AVAILABLE DATA:

-*-

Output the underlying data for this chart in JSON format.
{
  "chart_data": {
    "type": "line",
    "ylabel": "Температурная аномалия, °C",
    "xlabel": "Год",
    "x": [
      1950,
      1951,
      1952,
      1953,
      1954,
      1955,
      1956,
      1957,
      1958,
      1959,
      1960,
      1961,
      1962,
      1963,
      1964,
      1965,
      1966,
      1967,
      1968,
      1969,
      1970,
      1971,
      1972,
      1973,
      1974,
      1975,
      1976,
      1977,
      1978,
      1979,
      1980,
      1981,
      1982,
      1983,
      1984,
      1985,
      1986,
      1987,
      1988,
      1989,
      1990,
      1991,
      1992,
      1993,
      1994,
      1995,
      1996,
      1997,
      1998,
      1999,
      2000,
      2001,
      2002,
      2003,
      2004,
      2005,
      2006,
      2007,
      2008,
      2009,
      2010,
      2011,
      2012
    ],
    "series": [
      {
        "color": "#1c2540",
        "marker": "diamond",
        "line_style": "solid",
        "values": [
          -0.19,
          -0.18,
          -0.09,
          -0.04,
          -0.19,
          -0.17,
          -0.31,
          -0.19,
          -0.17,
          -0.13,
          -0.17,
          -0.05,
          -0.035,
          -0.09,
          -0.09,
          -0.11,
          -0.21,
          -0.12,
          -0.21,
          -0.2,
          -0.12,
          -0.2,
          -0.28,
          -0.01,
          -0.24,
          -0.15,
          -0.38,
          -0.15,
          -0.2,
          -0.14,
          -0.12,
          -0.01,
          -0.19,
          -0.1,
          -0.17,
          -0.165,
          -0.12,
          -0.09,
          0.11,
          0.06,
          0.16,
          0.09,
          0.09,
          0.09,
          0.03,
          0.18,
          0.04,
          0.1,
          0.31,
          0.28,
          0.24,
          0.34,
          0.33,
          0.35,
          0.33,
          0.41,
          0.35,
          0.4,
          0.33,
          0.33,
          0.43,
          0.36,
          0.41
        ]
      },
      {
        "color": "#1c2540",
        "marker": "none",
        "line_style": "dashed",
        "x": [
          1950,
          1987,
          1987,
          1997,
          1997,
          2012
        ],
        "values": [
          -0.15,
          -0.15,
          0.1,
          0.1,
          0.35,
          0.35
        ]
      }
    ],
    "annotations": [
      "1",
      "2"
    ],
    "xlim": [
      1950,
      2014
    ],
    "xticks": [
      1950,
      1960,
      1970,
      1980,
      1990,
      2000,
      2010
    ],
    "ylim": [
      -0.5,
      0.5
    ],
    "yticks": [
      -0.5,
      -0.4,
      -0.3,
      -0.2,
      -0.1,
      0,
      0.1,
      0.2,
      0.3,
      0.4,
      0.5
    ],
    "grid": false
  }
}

-*-

YOUR TASK: Write the data back out verbatim.

EXERCISE ANSWER:
Output the underlying data for this chart in JSON format.
{
  "chart_data": {
    "type": "line",
    "ylabel": "Температурная аномалия, °C",
    "xlabel": "Год",
    "x": [
      1950,
      1951,
      1952,
      1953,
      1954,
      1955,
      1956,
      1957,
      1958,
      1959,
      1960,
      1961,
      1962,
      1963,
      1964,
      1965,
      1966,
      1967,
      1968,
      1969,
      1970,
      1971,
      1972,
      1973,
      1974,
      1975,
      1976,
      1977,
      1978,
      1979,
      1980,
      1981,
      1982,
      1983,
      1984,
      1985,
      1986,
      1987,
      1988,
      1989,
      1990,
      1991,
      1992,
      1993,
      1994,
      1995,
      1996,
      1997,
      1998,
      1999,
      2000,
      2001,
      2002,
      2003,
      2004,
      2005,
      2006,
      2007,
      2008,
      2009,
      2010,
      2011,
      2012
    ],
    "series": [
      {
        "color": "#1c2540",
        "marker": "diamond",
        "line_style": "solid",
        "values": [
          -0.19,
          -0.18,
          -0.09,
          -0.04,
          -0.19,
          -0.17,
          -0.31,
          -0.19,
          -0.17,
          -0.13,
          -0.17,
          -0.05,
          -0.035,
          -0.09,
          -0.09,
          -0.11,
          -0.21,
          -0.12,
          -0.21,
          -0.2,
          -0.12,
          -0.2,
          -0.28,
          -0.01,
          -0.24,
          -0.15,
          -0.38,
          -0.15,
          -0.2,
          -0.14,
          -0.12,
          -0.01,
          -0.19,
          -0.1,
          -0.17,
          -0.165,
          -0.12,
          -0.09,
          0.11,
          0.06,
          0.16,
          0.09,
          0.09,
          0.09,
          0.03,
          0.18,
          0.04,
          0.1,
          0.31,
          0.28,
          0.24,
          0.34,
          0.33,
          0.35,
          0.33,
          0.41,
          0.35,
          0.4,
          0.33,
          0.33,
          0.43,
          0.36,
          0.41
        ]
      },
      {
        "color": "#1c2540",
        "marker": "none",
        "line_style": "dashed",
        "x": [
          1950,
          1987,
          1987,
          1997,
          1997,
          2012
        ],
        "values": [
          -0.15,
          -0.15,
          0.1,
          0.1,
          0.35,
          0.35
        ]
      }
    ],
    "annotations": [
      "1",
      "2"
    ],
    "xlim": [
      1950,
      2014
    ],
    "xticks": [
      1950,
      1960,
      1970,
      1980,
      1990,
      2000,
      2010
    ],
    "ylim": [
      -0.5,
      0.5
    ],
    "yticks": [
      -0.5,
      -0.4,
      -0.3,
      -0.2,
      -0.1,
      0,
      0.1,
      0.2,
      0.3,
      0.4,
      0.5
    ],
    "grid": false
  }
}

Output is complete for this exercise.